▸ EXERCISE TASK: Rewrite every one of the rows below, changing each "bar-segment" to "stacked-bar" and keeping everything else the same.

---

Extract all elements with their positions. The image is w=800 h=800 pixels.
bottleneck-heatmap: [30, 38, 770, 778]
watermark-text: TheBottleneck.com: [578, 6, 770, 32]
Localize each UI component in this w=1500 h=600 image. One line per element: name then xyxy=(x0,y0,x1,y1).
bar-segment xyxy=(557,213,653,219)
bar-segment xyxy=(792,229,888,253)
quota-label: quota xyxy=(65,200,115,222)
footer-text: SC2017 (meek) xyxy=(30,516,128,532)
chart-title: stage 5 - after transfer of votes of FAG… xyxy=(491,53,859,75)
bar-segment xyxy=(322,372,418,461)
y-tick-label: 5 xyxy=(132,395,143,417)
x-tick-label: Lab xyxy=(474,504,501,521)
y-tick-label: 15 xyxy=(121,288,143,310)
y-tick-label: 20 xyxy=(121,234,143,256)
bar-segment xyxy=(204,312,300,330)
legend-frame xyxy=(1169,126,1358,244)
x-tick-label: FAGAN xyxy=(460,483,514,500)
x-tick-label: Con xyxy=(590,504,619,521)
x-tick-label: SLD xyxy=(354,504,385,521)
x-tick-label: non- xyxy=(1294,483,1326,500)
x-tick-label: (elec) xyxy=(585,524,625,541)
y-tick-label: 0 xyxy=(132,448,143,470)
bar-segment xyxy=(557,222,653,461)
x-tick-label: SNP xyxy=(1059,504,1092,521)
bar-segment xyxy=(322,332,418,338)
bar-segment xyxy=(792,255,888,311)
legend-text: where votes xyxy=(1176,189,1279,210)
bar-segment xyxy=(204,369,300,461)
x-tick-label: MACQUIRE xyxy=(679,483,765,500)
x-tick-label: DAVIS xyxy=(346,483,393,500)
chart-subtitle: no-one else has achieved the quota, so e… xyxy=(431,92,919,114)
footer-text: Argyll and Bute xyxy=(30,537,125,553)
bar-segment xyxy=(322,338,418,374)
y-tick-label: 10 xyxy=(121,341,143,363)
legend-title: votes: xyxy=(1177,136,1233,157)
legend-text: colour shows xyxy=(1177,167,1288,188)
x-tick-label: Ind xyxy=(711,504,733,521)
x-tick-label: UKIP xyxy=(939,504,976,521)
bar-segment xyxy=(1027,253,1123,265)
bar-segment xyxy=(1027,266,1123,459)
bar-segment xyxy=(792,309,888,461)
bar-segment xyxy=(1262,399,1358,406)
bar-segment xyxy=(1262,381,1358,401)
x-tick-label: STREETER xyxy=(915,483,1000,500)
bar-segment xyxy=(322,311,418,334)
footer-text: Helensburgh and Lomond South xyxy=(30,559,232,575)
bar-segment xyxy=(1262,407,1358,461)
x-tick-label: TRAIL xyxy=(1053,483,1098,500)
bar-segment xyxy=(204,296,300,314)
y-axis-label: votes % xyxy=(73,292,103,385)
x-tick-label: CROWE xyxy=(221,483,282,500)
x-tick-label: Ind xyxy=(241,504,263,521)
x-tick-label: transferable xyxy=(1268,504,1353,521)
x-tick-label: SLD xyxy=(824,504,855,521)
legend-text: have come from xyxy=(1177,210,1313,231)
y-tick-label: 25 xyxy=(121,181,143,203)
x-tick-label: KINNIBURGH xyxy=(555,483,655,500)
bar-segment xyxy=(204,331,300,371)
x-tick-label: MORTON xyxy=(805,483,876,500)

---

▸ FINISHED ANSWER:
Extract all elements with their positions. The image is w=800 h=800 pixels.
bottleneck-heatmap: [30, 38, 770, 778]
watermark-text: TheBottleneck.com: [578, 6, 770, 32]
Localize each UI component in this w=1500 h=600 image. One line per element: name then xyxy=(x0,y0,x1,y1).
stacked-bar xyxy=(557,213,653,219)
stacked-bar xyxy=(792,229,888,253)
quota-label: quota xyxy=(65,200,115,222)
footer-text: SC2017 (meek) xyxy=(30,516,128,532)
chart-title: stage 5 - after transfer of votes of FAG… xyxy=(491,53,859,75)
stacked-bar xyxy=(322,372,418,461)
y-tick-label: 5 xyxy=(132,395,143,417)
x-tick-label: Lab xyxy=(474,504,501,521)
y-tick-label: 15 xyxy=(121,288,143,310)
y-tick-label: 20 xyxy=(121,234,143,256)
stacked-bar xyxy=(204,312,300,330)
legend-frame xyxy=(1169,126,1358,244)
x-tick-label: FAGAN xyxy=(460,483,514,500)
x-tick-label: Con xyxy=(590,504,619,521)
x-tick-label: SLD xyxy=(354,504,385,521)
x-tick-label: non- xyxy=(1294,483,1326,500)
x-tick-label: (elec) xyxy=(585,524,625,541)
y-tick-label: 0 xyxy=(132,448,143,470)
stacked-bar xyxy=(557,222,653,461)
x-tick-label: SNP xyxy=(1059,504,1092,521)
stacked-bar xyxy=(322,332,418,338)
stacked-bar xyxy=(792,255,888,311)
legend-text: where votes xyxy=(1176,189,1279,210)
stacked-bar xyxy=(204,369,300,461)
x-tick-label: MACQUIRE xyxy=(679,483,765,500)
x-tick-label: DAVIS xyxy=(346,483,393,500)
chart-subtitle: no-one else has achieved the quota, so e… xyxy=(431,92,919,114)
footer-text: Argyll and Bute xyxy=(30,537,125,553)
stacked-bar xyxy=(322,338,418,374)
y-tick-label: 10 xyxy=(121,341,143,363)
legend-title: votes: xyxy=(1177,136,1233,157)
legend-text: colour shows xyxy=(1177,167,1288,188)
x-tick-label: Ind xyxy=(711,504,733,521)
x-tick-label: UKIP xyxy=(939,504,976,521)
stacked-bar xyxy=(1027,253,1123,265)
stacked-bar xyxy=(1027,266,1123,459)
stacked-bar xyxy=(792,309,888,461)
stacked-bar xyxy=(1262,399,1358,406)
stacked-bar xyxy=(1262,381,1358,401)
x-tick-label: STREETER xyxy=(915,483,1000,500)
stacked-bar xyxy=(322,311,418,334)
footer-text: Helensburgh and Lomond South xyxy=(30,559,232,575)
stacked-bar xyxy=(1262,407,1358,461)
x-tick-label: TRAIL xyxy=(1053,483,1098,500)
stacked-bar xyxy=(204,296,300,314)
y-axis-label: votes % xyxy=(73,292,103,385)
x-tick-label: CROWE xyxy=(221,483,282,500)
x-tick-label: Ind xyxy=(241,504,263,521)
x-tick-label: transferable xyxy=(1268,504,1353,521)
x-tick-label: SLD xyxy=(824,504,855,521)
legend-text: have come from xyxy=(1177,210,1313,231)
y-tick-label: 25 xyxy=(121,181,143,203)
x-tick-label: KINNIBURGH xyxy=(555,483,655,500)
stacked-bar xyxy=(204,331,300,371)
x-tick-label: MORTON xyxy=(805,483,876,500)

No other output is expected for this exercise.